┌─ Source text
FIRST time for everything, we have been having a night out in West Cornforth, known affectionately - yes, affectionately - as Doggy. The etymology's arguable, something to do with molten iron a hot favourite.

In truth, the former mining community has been called much worse, most recently "Village of hate" by the tabloids after Ms Mercedes de Dunewic claimed a fearful campaign of intimidation and tried to raffle her £150,000 house at £1,000 a ticket.

She appears not to have been onto a winner.

West Cornforth's near Ferryhill in Co Durham, a road sign optimistically pointing towards the town centre. Earlier that evening, a puzzled lorry driver had looked into the Square and Compass to ask where the centre might be.

"You're in it," they told him.

Long in the Good Beer Guide, it's a friendly old pub on the Green - "totally different from the rest of Doggy," says the 2006 entry - and friendlier yet had someone bothered to put a match to the fire.

Real ales included No Eye Deer from Goose Eye in Keighley and Swinging Gibbet from the Jarrow Brewery; the chap at the bar owned a chip shop up the village.

When he came, West Cornforth had two takeaways. Now there were five, he said, and another on the way. He sounded like a Victorian mother for whom child bearing was not an option, but an annual expectation.

There are two Indian places, the Basmati and the Musafir, a Chinese - the Oriental Palace - and another chip shop. There are pubs called the Balaclava, the Flintlock and the Slake. There used also to be a very large and very popular workmen's club which with changing times was knocked down and replaced with a smaller one.

Now there's a medical centre on the site. There's a moral there somewhere.

There was also the Victoria, where last we had a pint about ten years ago in the company of Mr Ray Sunman, who led the village regeneration project and, better still, was married to a Shildon lass.

The locals had seemed uncommonly wary, until one took a metaphorical sledgehammer to break the ice. "Are you two the polliss?" he demanded, probably for no more reason than that we wore ties.

It could have been worse. We could have been the Nash

The Vic is now the Musafir, one of these restaurant names which makes you wonder if it's an anagram. Externally little altered, it's been smartly transformed inside, though it still seemed prudent not to wear a tie.

Across the road in the silent, steel shuttered street stood a funeral parlour and a "coffee shop and tanning booth", Tanning shop names are becoming inventive: we passed one in Trimdon Colliery the other day called Tanzinere. Not as neat as the Blackhall Wok, maybe, but other brown studies welcome.

It was Wednesday evening, the four other diners present all strategically seated by radiators. The restaurant was decorated for Christmas, the music machine played early days Indian music - baby sitar, as it were.

The inexpensive menu appeared to be variations - how Asians restaurants love that word - on a familiar theme. The staff were friendly if (like the lads in the Vic all those years ago) a little under-employed. Sonny Hasib, the owner, reckoned the locals had been welcoming, too.

The menu also carried the now obligatory rubric, something about a long journey of exploration. It's certainly a canny hike from Kashmir to Cornforth.

Starters were almost all £2.50 or less, the Boss kicking off with fish bhuna on puri, we with chicken bhuna. Both were well presented, the fish particularly tempting.
└─
┌─ Material supplied
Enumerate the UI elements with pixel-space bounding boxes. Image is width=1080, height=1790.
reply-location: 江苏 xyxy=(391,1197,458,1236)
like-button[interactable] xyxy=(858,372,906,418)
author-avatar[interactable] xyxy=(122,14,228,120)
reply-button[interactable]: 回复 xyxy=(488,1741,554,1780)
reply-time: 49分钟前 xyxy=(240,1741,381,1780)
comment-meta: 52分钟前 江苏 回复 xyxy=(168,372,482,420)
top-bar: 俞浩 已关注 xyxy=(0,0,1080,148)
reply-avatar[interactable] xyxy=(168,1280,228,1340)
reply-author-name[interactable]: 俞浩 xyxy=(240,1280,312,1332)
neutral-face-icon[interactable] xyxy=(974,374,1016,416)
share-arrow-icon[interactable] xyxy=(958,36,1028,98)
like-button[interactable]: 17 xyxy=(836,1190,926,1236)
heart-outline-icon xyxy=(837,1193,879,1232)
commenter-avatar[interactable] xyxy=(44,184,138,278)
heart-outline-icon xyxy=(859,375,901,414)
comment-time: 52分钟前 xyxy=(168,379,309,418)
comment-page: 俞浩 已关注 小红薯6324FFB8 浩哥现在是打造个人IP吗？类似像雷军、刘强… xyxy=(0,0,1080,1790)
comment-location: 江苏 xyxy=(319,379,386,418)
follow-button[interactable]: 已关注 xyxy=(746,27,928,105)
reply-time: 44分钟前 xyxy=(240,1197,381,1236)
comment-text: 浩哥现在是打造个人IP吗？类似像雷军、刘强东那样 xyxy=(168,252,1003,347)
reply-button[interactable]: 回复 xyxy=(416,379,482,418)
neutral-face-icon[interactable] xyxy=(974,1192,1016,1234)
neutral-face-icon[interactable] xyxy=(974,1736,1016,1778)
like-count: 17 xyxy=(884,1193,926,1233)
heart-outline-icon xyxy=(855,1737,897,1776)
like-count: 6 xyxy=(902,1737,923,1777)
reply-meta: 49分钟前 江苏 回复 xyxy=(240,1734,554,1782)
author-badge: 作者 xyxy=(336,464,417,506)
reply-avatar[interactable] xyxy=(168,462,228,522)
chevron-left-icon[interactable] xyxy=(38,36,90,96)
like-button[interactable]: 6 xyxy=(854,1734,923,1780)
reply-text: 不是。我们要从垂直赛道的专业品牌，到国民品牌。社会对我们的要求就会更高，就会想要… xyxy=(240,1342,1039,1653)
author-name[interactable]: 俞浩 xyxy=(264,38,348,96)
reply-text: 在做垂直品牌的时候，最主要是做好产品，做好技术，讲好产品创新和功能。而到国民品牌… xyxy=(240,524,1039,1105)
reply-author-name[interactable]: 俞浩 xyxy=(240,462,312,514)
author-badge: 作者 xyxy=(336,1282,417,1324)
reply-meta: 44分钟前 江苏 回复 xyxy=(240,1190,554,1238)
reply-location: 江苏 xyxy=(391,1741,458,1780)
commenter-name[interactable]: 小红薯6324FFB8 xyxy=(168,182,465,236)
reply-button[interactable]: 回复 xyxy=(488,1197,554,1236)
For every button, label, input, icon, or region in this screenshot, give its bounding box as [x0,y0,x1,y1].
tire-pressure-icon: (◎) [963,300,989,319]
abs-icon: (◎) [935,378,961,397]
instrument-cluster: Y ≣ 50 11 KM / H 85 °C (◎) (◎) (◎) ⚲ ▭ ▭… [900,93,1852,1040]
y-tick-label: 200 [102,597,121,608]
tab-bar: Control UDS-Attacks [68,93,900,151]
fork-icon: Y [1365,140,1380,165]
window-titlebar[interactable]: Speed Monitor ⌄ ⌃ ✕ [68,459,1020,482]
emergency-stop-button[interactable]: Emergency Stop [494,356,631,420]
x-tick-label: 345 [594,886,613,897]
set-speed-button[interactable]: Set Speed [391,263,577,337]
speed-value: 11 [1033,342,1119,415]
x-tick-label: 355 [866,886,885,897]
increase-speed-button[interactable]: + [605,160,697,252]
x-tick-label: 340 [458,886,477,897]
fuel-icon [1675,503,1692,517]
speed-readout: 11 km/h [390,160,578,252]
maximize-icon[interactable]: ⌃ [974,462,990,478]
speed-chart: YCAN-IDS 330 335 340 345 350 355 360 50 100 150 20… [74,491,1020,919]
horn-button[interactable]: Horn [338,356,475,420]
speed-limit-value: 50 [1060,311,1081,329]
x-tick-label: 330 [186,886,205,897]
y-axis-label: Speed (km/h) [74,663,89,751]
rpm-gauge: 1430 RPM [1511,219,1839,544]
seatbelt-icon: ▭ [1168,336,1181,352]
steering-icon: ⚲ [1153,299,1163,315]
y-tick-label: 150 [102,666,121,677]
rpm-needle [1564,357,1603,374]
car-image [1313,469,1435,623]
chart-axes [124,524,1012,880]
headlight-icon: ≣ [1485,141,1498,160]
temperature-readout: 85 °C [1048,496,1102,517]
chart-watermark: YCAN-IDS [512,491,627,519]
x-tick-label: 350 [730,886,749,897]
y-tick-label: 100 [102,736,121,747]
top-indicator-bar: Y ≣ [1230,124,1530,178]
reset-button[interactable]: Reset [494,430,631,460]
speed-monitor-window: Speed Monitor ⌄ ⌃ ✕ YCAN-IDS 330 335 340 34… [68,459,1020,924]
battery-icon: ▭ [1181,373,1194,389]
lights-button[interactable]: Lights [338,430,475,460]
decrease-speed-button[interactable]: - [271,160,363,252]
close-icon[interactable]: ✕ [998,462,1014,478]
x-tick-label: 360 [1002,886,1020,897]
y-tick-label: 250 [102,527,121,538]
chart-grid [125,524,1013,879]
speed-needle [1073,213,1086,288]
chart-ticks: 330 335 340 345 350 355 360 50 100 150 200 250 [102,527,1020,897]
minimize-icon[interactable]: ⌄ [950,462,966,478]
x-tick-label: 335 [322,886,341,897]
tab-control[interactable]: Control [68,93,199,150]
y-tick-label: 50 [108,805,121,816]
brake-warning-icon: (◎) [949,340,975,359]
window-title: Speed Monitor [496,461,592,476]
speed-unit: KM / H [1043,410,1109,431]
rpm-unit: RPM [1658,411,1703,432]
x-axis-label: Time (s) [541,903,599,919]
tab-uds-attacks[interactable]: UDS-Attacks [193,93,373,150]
└─
# Assignment A:
In the piece about West Cornforth, what is the former Victoria pub now?
# Assignment B:
Repeat the West Cornforth piece word for word, beginning at the words "There was also" and stopping after "a Shildon lass.".

# Exercise solution A:
It is now the Musafir, an Indian restaurant.

# Exercise solution B:
There was also the Victoria, where last we had a pint about ten years ago in the company of Mr Ray Sunman, who led the village regeneration project and, better still, was married to a Shildon lass.